§ **TASK REQUIREMENTS**: Transcribe each record below word for word.

***** SUPPLIED ENTRIES

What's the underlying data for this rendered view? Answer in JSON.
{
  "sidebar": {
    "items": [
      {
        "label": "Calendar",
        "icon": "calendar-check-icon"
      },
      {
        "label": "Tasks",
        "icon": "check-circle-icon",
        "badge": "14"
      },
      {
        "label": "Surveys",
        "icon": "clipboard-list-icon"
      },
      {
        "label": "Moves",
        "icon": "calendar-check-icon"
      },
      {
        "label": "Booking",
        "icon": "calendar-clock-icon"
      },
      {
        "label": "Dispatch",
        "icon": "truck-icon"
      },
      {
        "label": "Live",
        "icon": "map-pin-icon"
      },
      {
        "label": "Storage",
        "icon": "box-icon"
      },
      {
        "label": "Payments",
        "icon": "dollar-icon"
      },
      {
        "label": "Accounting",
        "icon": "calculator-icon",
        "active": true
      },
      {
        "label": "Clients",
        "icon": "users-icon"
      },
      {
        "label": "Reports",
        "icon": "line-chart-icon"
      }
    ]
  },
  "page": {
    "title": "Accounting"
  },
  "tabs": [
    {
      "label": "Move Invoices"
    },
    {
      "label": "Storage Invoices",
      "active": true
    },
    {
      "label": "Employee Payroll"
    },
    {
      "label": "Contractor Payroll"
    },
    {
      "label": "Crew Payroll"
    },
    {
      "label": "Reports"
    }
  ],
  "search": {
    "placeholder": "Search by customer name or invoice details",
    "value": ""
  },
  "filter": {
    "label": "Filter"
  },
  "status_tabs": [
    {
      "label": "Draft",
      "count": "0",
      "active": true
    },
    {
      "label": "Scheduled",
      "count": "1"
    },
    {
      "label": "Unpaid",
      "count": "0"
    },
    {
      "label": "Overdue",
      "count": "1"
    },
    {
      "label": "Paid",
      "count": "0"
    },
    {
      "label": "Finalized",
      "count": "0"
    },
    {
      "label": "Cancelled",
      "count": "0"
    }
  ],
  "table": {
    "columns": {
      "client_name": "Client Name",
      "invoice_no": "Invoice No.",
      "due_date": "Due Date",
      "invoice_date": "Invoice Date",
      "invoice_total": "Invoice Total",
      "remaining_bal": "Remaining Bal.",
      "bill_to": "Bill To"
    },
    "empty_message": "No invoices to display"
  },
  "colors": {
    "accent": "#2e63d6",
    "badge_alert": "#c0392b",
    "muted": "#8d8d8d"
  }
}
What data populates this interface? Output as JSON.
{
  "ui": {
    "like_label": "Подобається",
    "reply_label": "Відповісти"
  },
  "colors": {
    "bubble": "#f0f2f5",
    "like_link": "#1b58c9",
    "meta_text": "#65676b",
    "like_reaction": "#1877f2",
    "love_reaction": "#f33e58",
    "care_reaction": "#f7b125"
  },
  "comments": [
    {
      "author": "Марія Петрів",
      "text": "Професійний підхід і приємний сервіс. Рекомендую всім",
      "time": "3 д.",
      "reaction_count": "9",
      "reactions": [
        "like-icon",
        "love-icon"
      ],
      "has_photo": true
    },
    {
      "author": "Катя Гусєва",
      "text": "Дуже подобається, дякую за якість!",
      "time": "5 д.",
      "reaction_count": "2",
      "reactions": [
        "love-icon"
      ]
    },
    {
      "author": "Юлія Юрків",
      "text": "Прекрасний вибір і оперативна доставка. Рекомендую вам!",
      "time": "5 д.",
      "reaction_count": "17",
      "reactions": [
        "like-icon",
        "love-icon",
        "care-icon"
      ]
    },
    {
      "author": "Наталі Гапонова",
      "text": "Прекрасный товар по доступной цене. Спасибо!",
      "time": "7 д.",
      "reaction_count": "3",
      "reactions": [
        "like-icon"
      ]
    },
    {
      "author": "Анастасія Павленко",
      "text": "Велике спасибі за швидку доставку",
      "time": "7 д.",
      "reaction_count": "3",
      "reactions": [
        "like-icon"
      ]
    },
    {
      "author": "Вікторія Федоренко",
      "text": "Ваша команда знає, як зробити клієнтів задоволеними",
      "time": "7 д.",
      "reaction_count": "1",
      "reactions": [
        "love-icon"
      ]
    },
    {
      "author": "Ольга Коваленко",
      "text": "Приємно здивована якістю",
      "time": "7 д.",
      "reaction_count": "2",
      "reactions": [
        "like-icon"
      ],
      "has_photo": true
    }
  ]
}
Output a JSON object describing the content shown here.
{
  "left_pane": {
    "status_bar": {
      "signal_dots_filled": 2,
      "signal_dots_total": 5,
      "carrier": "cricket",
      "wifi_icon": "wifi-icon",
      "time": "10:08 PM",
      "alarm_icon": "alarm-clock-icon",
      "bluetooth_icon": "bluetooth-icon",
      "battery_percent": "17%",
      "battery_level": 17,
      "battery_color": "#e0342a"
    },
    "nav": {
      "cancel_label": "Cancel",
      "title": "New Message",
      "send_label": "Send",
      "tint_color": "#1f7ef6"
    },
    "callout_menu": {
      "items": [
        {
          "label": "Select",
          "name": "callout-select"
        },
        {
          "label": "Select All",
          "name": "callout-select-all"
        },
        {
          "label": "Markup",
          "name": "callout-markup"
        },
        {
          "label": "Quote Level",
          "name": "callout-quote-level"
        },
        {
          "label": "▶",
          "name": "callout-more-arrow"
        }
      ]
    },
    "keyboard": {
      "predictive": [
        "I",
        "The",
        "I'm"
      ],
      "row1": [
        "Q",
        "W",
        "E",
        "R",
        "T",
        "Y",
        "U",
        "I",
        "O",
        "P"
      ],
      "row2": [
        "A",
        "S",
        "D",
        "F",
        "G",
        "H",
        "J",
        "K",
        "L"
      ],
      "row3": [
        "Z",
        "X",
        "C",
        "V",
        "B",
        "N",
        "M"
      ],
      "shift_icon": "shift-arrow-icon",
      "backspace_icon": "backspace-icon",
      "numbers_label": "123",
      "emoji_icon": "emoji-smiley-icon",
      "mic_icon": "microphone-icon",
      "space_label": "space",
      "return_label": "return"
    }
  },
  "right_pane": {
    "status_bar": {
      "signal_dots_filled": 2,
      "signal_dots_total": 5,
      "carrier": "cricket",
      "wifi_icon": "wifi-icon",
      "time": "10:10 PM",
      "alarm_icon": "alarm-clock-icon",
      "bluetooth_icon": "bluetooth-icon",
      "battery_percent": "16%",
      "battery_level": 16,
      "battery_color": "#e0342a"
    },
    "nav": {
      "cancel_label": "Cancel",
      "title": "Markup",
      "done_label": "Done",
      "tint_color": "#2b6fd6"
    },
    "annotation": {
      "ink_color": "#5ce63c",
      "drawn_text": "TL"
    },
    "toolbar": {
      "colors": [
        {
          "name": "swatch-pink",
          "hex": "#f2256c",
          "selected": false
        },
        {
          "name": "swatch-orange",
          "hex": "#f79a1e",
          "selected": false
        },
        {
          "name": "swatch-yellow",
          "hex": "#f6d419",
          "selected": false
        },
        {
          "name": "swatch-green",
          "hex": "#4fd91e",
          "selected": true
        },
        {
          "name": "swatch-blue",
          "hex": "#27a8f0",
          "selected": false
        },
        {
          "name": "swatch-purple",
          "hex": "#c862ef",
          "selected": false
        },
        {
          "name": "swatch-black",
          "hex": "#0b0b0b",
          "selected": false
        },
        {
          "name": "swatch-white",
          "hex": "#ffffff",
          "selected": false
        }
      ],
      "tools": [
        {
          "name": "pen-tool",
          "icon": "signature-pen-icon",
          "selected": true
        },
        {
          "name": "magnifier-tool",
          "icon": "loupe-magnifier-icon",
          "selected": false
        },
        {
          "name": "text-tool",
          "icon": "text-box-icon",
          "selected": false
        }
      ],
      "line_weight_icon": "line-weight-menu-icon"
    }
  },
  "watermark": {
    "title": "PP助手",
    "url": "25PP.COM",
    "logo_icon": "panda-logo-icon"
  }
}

**********

§ **SOLUTION TO THE PROBLEM**:
What's the underlying data for this rendered view? Answer in JSON.
{
  "sidebar": {
    "items": [
      {
        "label": "Calendar",
        "icon": "calendar-check-icon"
      },
      {
        "label": "Tasks",
        "icon": "check-circle-icon",
        "badge": "14"
      },
      {
        "label": "Surveys",
        "icon": "clipboard-list-icon"
      },
      {
        "label": "Moves",
        "icon": "calendar-check-icon"
      },
      {
        "label": "Booking",
        "icon": "calendar-clock-icon"
      },
      {
        "label": "Dispatch",
        "icon": "truck-icon"
      },
      {
        "label": "Live",
        "icon": "map-pin-icon"
      },
      {
        "label": "Storage",
        "icon": "box-icon"
      },
      {
        "label": "Payments",
        "icon": "dollar-icon"
      },
      {
        "label": "Accounting",
        "icon": "calculator-icon",
        "active": true
      },
      {
        "label": "Clients",
        "icon": "users-icon"
      },
      {
        "label": "Reports",
        "icon": "line-chart-icon"
      }
    ]
  },
  "page": {
    "title": "Accounting"
  },
  "tabs": [
    {
      "label": "Move Invoices"
    },
    {
      "label": "Storage Invoices",
      "active": true
    },
    {
      "label": "Employee Payroll"
    },
    {
      "label": "Contractor Payroll"
    },
    {
      "label": "Crew Payroll"
    },
    {
      "label": "Reports"
    }
  ],
  "search": {
    "placeholder": "Search by customer name or invoice details",
    "value": ""
  },
  "filter": {
    "label": "Filter"
  },
  "status_tabs": [
    {
      "label": "Draft",
      "count": "0",
      "active": true
    },
    {
      "label": "Scheduled",
      "count": "1"
    },
    {
      "label": "Unpaid",
      "count": "0"
    },
    {
      "label": "Overdue",
      "count": "1"
    },
    {
      "label": "Paid",
      "count": "0"
    },
    {
      "label": "Finalized",
      "count": "0"
    },
    {
      "label": "Cancelled",
      "count": "0"
    }
  ],
  "table": {
    "columns": {
      "client_name": "Client Name",
      "invoice_no": "Invoice No.",
      "due_date": "Due Date",
      "invoice_date": "Invoice Date",
      "invoice_total": "Invoice Total",
      "remaining_bal": "Remaining Bal.",
      "bill_to": "Bill To"
    },
    "empty_message": "No invoices to display"
  },
  "colors": {
    "accent": "#2e63d6",
    "badge_alert": "#c0392b",
    "muted": "#8d8d8d"
  }
}
What data populates this interface? Output as JSON.
{
  "ui": {
    "like_label": "Подобається",
    "reply_label": "Відповісти"
  },
  "colors": {
    "bubble": "#f0f2f5",
    "like_link": "#1b58c9",
    "meta_text": "#65676b",
    "like_reaction": "#1877f2",
    "love_reaction": "#f33e58",
    "care_reaction": "#f7b125"
  },
  "comments": [
    {
      "author": "Марія Петрів",
      "text": "Професійний підхід і приємний сервіс. Рекомендую всім",
      "time": "3 д.",
      "reaction_count": "9",
      "reactions": [
        "like-icon",
        "love-icon"
      ],
      "has_photo": true
    },
    {
      "author": "Катя Гусєва",
      "text": "Дуже подобається, дякую за якість!",
      "time": "5 д.",
      "reaction_count": "2",
      "reactions": [
        "love-icon"
      ]
    },
    {
      "author": "Юлія Юрків",
      "text": "Прекрасний вибір і оперативна доставка. Рекомендую вам!",
      "time": "5 д.",
      "reaction_count": "17",
      "reactions": [
        "like-icon",
        "love-icon",
        "care-icon"
      ]
    },
    {
      "author": "Наталі Гапонова",
      "text": "Прекрасный товар по доступной цене. Спасибо!",
      "time": "7 д.",
      "reaction_count": "3",
      "reactions": [
        "like-icon"
      ]
    },
    {
      "author": "Анастасія Павленко",
      "text": "Велике спасибі за швидку доставку",
      "time": "7 д.",
      "reaction_count": "3",
      "reactions": [
        "like-icon"
      ]
    },
    {
      "author": "Вікторія Федоренко",
      "text": "Ваша команда знає, як зробити клієнтів задоволеними",
      "time": "7 д.",
      "reaction_count": "1",
      "reactions": [
        "love-icon"
      ]
    },
    {
      "author": "Ольга Коваленко",
      "text": "Приємно здивована якістю",
      "time": "7 д.",
      "reaction_count": "2",
      "reactions": [
        "like-icon"
      ],
      "has_photo": true
    }
  ]
}
Output a JSON object describing the content shown here.
{
  "left_pane": {
    "status_bar": {
      "signal_dots_filled": 2,
      "signal_dots_total": 5,
      "carrier": "cricket",
      "wifi_icon": "wifi-icon",
      "time": "10:08 PM",
      "alarm_icon": "alarm-clock-icon",
      "bluetooth_icon": "bluetooth-icon",
      "battery_percent": "17%",
      "battery_level": 17,
      "battery_color": "#e0342a"
    },
    "nav": {
      "cancel_label": "Cancel",
      "title": "New Message",
      "send_label": "Send",
      "tint_color": "#1f7ef6"
    },
    "callout_menu": {
      "items": [
        {
          "label": "Select",
          "name": "callout-select"
        },
        {
          "label": "Select All",
          "name": "callout-select-all"
        },
        {
          "label": "Markup",
          "name": "callout-markup"
        },
        {
          "label": "Quote Level",
          "name": "callout-quote-level"
        },
        {
          "label": "▶",
          "name": "callout-more-arrow"
        }
      ]
    },
    "keyboard": {
      "predictive": [
        "I",
        "The",
        "I'm"
      ],
      "row1": [
        "Q",
        "W",
        "E",
        "R",
        "T",
        "Y",
        "U",
        "I",
        "O",
        "P"
      ],
      "row2": [
        "A",
        "S",
        "D",
        "F",
        "G",
        "H",
        "J",
        "K",
        "L"
      ],
      "row3": [
        "Z",
        "X",
        "C",
        "V",
        "B",
        "N",
        "M"
      ],
      "shift_icon": "shift-arrow-icon",
      "backspace_icon": "backspace-icon",
      "numbers_label": "123",
      "emoji_icon": "emoji-smiley-icon",
      "mic_icon": "microphone-icon",
      "space_label": "space",
      "return_label": "return"
    }
  },
  "right_pane": {
    "status_bar": {
      "signal_dots_filled": 2,
      "signal_dots_total": 5,
      "carrier": "cricket",
      "wifi_icon": "wifi-icon",
      "time": "10:10 PM",
      "alarm_icon": "alarm-clock-icon",
      "bluetooth_icon": "bluetooth-icon",
      "battery_percent": "16%",
      "battery_level": 16,
      "battery_color": "#e0342a"
    },
    "nav": {
      "cancel_label": "Cancel",
      "title": "Markup",
      "done_label": "Done",
      "tint_color": "#2b6fd6"
    },
    "annotation": {
      "ink_color": "#5ce63c",
      "drawn_text": "TL"
    },
    "toolbar": {
      "colors": [
        {
          "name": "swatch-pink",
          "hex": "#f2256c",
          "selected": false
        },
        {
          "name": "swatch-orange",
          "hex": "#f79a1e",
          "selected": false
        },
        {
          "name": "swatch-yellow",
          "hex": "#f6d419",
          "selected": false
        },
        {
          "name": "swatch-green",
          "hex": "#4fd91e",
          "selected": true
        },
        {
          "name": "swatch-blue",
          "hex": "#27a8f0",
          "selected": false
        },
        {
          "name": "swatch-purple",
          "hex": "#c862ef",
          "selected": false
        },
        {
          "name": "swatch-black",
          "hex": "#0b0b0b",
          "selected": false
        },
        {
          "name": "swatch-white",
          "hex": "#ffffff",
          "selected": false
        }
      ],
      "tools": [
        {
          "name": "pen-tool",
          "icon": "signature-pen-icon",
          "selected": true
        },
        {
          "name": "magnifier-tool",
          "icon": "loupe-magnifier-icon",
          "selected": false
        },
        {
          "name": "text-tool",
          "icon": "text-box-icon",
          "selected": false
        }
      ],
      "line_weight_icon": "line-weight-menu-icon"
    }
  },
  "watermark": {
    "title": "PP助手",
    "url": "25PP.COM",
    "logo_icon": "panda-logo-icon"
  }
}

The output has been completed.